"""

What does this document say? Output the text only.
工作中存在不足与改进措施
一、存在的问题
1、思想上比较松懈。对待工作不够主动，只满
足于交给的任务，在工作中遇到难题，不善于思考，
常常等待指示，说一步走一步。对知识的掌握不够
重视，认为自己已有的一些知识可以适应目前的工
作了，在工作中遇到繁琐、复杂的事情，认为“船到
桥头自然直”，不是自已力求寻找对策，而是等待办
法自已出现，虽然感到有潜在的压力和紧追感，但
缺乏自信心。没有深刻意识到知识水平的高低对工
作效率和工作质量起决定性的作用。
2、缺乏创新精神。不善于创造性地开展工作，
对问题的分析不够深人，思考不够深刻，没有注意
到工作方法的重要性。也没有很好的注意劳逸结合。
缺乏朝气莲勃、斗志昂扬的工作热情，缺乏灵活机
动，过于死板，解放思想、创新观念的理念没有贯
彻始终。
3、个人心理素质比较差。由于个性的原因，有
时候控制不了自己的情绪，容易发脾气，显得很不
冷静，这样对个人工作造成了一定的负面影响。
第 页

"""

### BRIEF
Repeat every record exactly as written, please.

### EXERCISE RESPONSE
What does this document say? Output the text only.
工作中存在不足与改进措施
一、存在的问题
1、思想上比较松懈。对待工作不够主动，只满
足于交给的任务，在工作中遇到难题，不善于思考，
常常等待指示，说一步走一步。对知识的掌握不够
重视，认为自己已有的一些知识可以适应目前的工
作了，在工作中遇到繁琐、复杂的事情，认为“船到
桥头自然直”，不是自已力求寻找对策，而是等待办
法自已出现，虽然感到有潜在的压力和紧追感，但
缺乏自信心。没有深刻意识到知识水平的高低对工
作效率和工作质量起决定性的作用。
2、缺乏创新精神。不善于创造性地开展工作，
对问题的分析不够深人，思考不够深刻，没有注意
到工作方法的重要性。也没有很好的注意劳逸结合。
缺乏朝气莲勃、斗志昂扬的工作热情，缺乏灵活机
动，过于死板，解放思想、创新观念的理念没有贯
彻始终。
3、个人心理素质比较差。由于个性的原因，有
时候控制不了自己的情绪，容易发脾气，显得很不
冷静，这样对个人工作造成了一定的负面影响。
第 页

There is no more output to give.